Exercise prompt: Gather every line holding the string "this".

— Start of Recorded information —

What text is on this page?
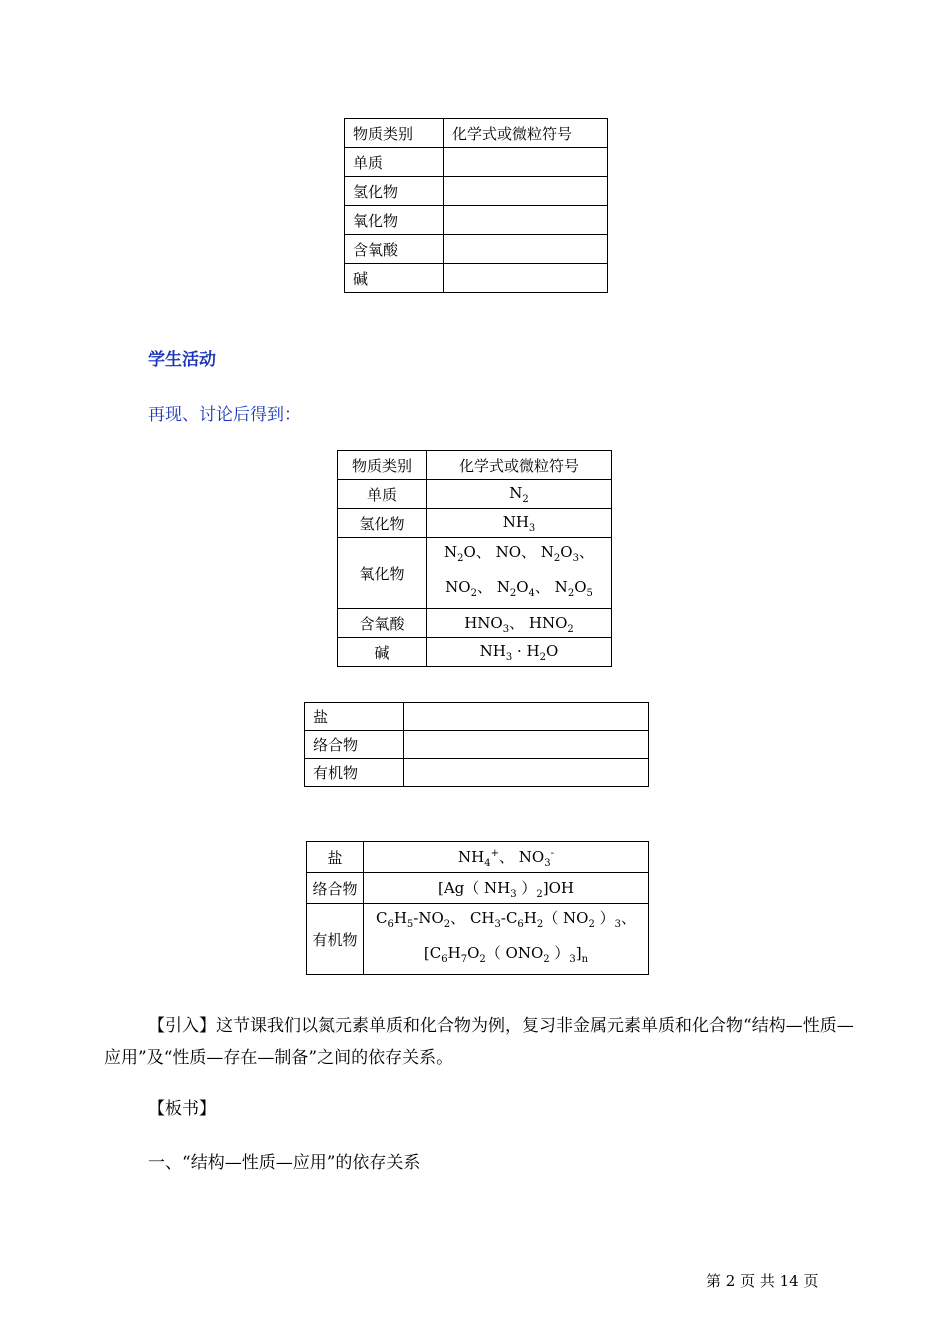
物质类别	化学式或微粒符号
单质	
氢化物	
氧化物	
含氧酸	
碱	
学生活动
再现、讨论后得到：
物质类别	化学式或微粒符号
单质	$N_2$
氢化物	$NH_3$
氧化物	$N_2O$、 NO、 $N_2O_3$、
$NO_2$、 $N_2O_4$、 $N_2O_5$
含氧酸	$HNO_3$、 $HNO_2$
碱	$NH_3 \cdot H_2O$
盐	
络合物	
有机物	
盐	$NH_4^+$、 $NO_3^-$
络合物	[Ag（ $NH_3$ ）$_2]OH$
有机物	$C_6H_5-NO_2$、 $CH_3-C_6H_2$（ $NO_2$ ）$_3$、
[$C_6H_7O_2$（ $ONO_2$ ）$_3]_n$
【引入】这节课我们以氮元素单质和化合物为例，复习非金属元素单质和化合物“结构—性质—应用”及“性质—存在—制备”之间的依存关系。
【板书】
一、“结构—性质—应用”的依存关系
第 2 页 共 14 页
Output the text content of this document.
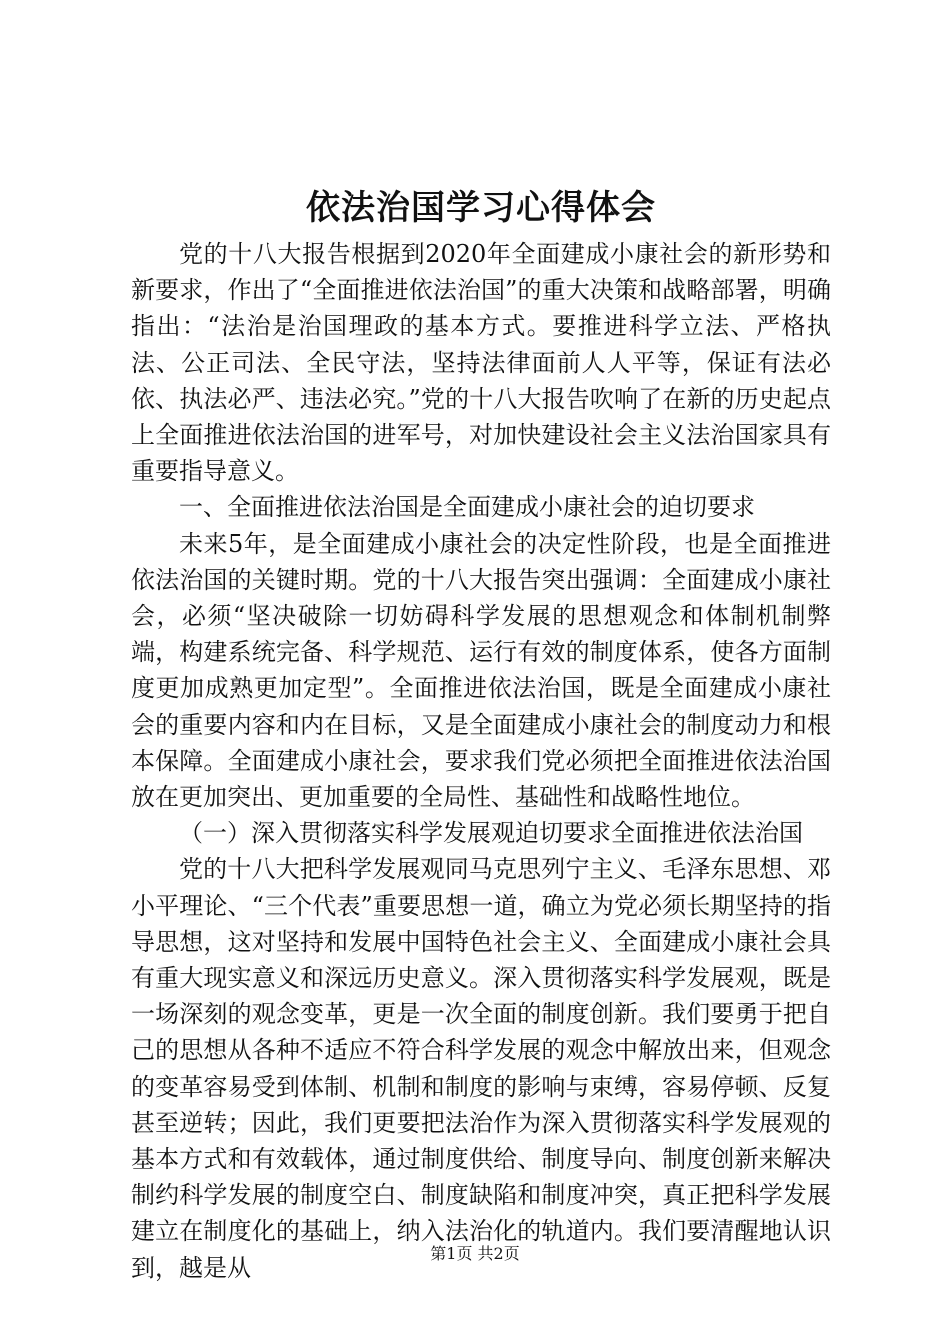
依法治国学习心得体会

党的十八大报告根据到2020年全面建成小康社会的新形势和新要求，作出了“全面推进依法治国”的重大决策和战略部署，明确指出：“法治是治国理政的基本方式。要推进科学立法、严格执法、公正司法、全民守法，坚持法律面前人人平等，保证有法必依、执法必严、违法必究。”党的十八大报告吹响了在新的历史起点上全面推进依法治国的进军号，对加快建设社会主义法治国家具有重要指导意义。

一、全面推进依法治国是全面建成小康社会的迫切要求

未来5年，是全面建成小康社会的决定性阶段，也是全面推进依法治国的关键时期。党的十八大报告突出强调：全面建成小康社会，必须“坚决破除一切妨碍科学发展的思想观念和体制机制弊端，构建系统完备、科学规范、运行有效的制度体系，使各方面制度更加成熟更加定型”。全面推进依法治国，既是全面建成小康社会的重要内容和内在目标，又是全面建成小康社会的制度动力和根本保障。全面建成小康社会，要求我们党必须把全面推进依法治国放在更加突出、更加重要的全局性、基础性和战略性地位。

（一）深入贯彻落实科学发展观迫切要求全面推进依法治国

党的十八大把科学发展观同马克思列宁主义、毛泽东思想、邓小平理论、“三个代表”重要思想一道，确立为党必须长期坚持的指导思想，这对坚持和发展中国特色社会主义、全面建成小康社会具有重大现实意义和深远历史意义。深入贯彻落实科学发展观，既是一场深刻的观念变革，更是一次全面的制度创新。我们要勇于把自己的思想从各种不适应不符合科学发展的观念中解放出来，但观念的变革容易受到体制、机制和制度的影响与束缚，容易停顿、反复甚至逆转；因此，我们更要把法治作为深入贯彻落实科学发展观的基本方式和有效载体，通过制度供给、制度导向、制度创新来解决制约科学发展的制度空白、制度缺陷和制度冲突，真正把科学发展建立在制度化的基础上，纳入法治化的轨道内。我们要清醒地认识到，越是从

第1页 共2页
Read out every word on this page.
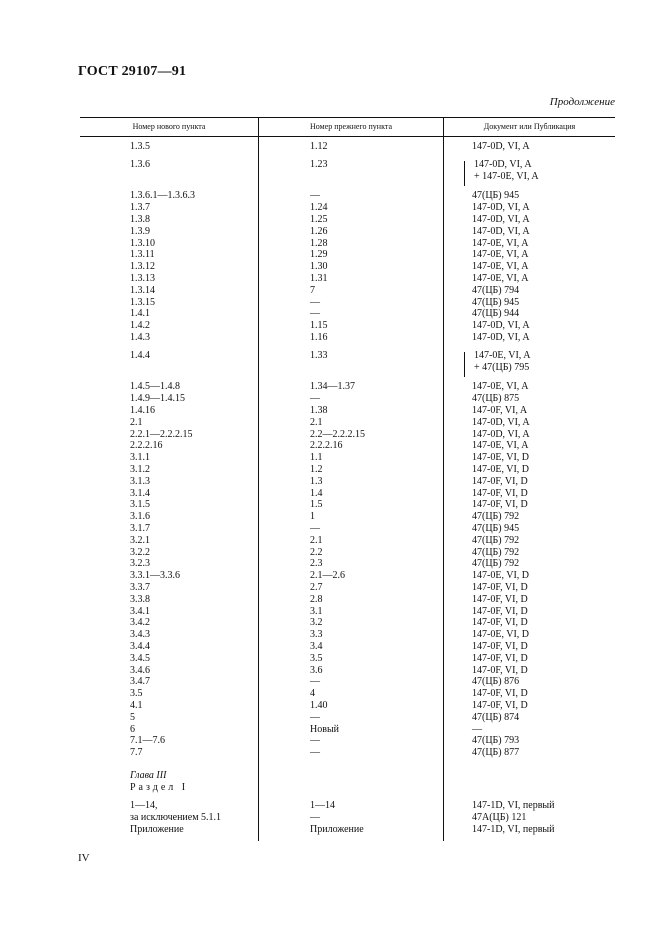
ГОСТ 29107—91
Продолжение
Номер нового пункта	Номер прежнего пункта	Документ или Публикация
1.3.5	1.12	147-0D, VI, A
1.3.6	1.23	147-0D, VI, A
+ 147-0E, VI, A
1.3.6.1—1.3.6.3	—	47(ЦБ) 945
1.3.7	1.24	147-0D, VI, A
1.3.8	1.25	147-0D, VI, A
1.3.9	1.26	147-0D, VI, A
1.3.10	1.28	147-0E, VI, A
1.3.11	1.29	147-0E, VI, A
1.3.12	1.30	147-0E, VI, A
1.3.13	1.31	147-0E, VI, A
1.3.14	7	47(ЦБ) 794
1.3.15	—	47(ЦБ) 945
1.4.1	—	47(ЦБ) 944
1.4.2	1.15	147-0D, VI, A
1.4.3	1.16	147-0D, VI, A
1.4.4	1.33	147-0E, VI, A
+ 47(ЦБ) 795
1.4.5—1.4.8	1.34—1.37	147-0E, VI, A
1.4.9—1.4.15	—	47(ЦБ) 875
1.4.16	1.38	147-0F, VI, A
2.1	2.1	147-0D, VI, A
2.2.1—2.2.2.15	2.2—2.2.2.15	147-0D, VI, A
2.2.2.16	2.2.2.16	147-0E, VI, A
3.1.1	1.1	147-0E, VI, D
3.1.2	1.2	147-0E, VI, D
3.1.3	1.3	147-0F, VI, D
3.1.4	1.4	147-0F, VI, D
3.1.5	1.5	147-0F, VI, D
3.1.6	1	47(ЦБ) 792
3.1.7	—	47(ЦБ) 945
3.2.1	2.1	47(ЦБ) 792
3.2.2	2.2	47(ЦБ) 792
3.2.3	2.3	47(ЦБ) 792
3.3.1—3.3.6	2.1—2.6	147-0E, VI, D
3.3.7	2.7	147-0F, VI, D
3.3.8	2.8	147-0F, VI, D
3.4.1	3.1	147-0F, VI, D
3.4.2	3.2	147-0F, VI, D
3.4.3	3.3	147-0E, VI, D
3.4.4	3.4	147-0F, VI, D
3.4.5	3.5	147-0F, VI, D
3.4.6	3.6	147-0F, VI, D
3.4.7	—	47(ЦБ) 876
3.5	4	147-0F, VI, D
4.1	1.40	147-0F, VI, D
5	—	47(ЦБ) 874
6	Новый	—
7.1—7.6	—	47(ЦБ) 793
7.7	—	47(ЦБ) 877
1—14,	1—14	147-1D, VI, первый
за исключением 5.1.1	—	47А(ЦБ) 121
Приложение	Приложение	147-1D, VI, первый
Глава III
Раздел I
IV
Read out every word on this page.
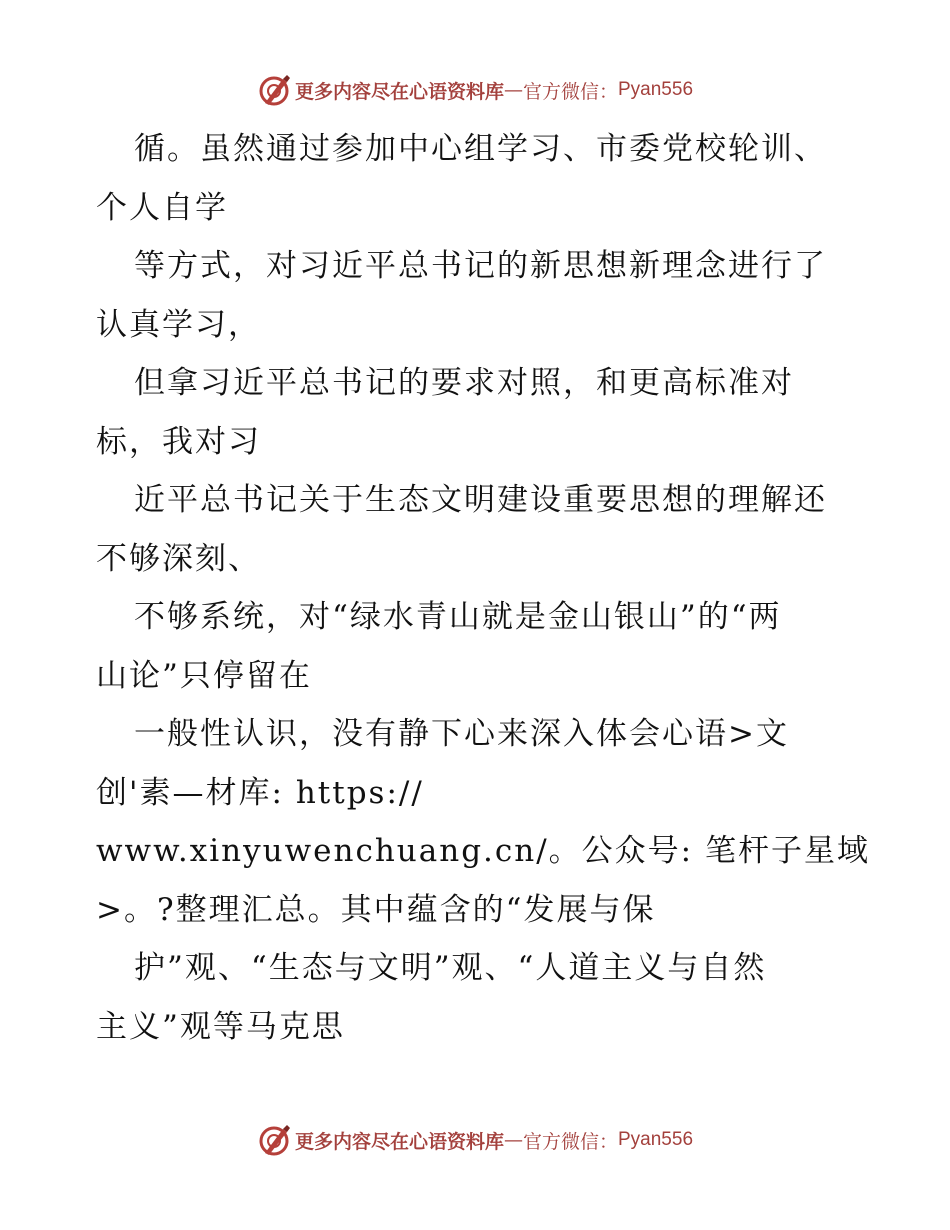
更多内容尽在心语资料库 — 官方微信： Pyan556
循。虽然通过参加中心组学习、市委党校轮训、
个人自学
等方式，对习近平总书记的新思想新理念进行了
认真学习，
但拿习近平总书记的要求对照，和更高标准对
标，我对习
近平总书记关于生态文明建设重要思想的理解还
不够深刻、
不够系统，对“绿水青山就是金山银山”的“两
山论”只停留在
一般性认识，没有静下心来深入体会心语>文
创'素—材库: https://
www.xinyuwenchuang.cn/。公众号: 笔杆子星域
>。?整理汇总。其中蕴含的“发展与保
护”观、“生态与文明”观、“人道主义与自然
主义”观等马克思
更多内容尽在心语资料库 — 官方微信： Pyan556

— End of Recorded information —

Task result:
What text is on this page?
Output the text content of this document.
Read out every word on this page.
Read out every word on this page.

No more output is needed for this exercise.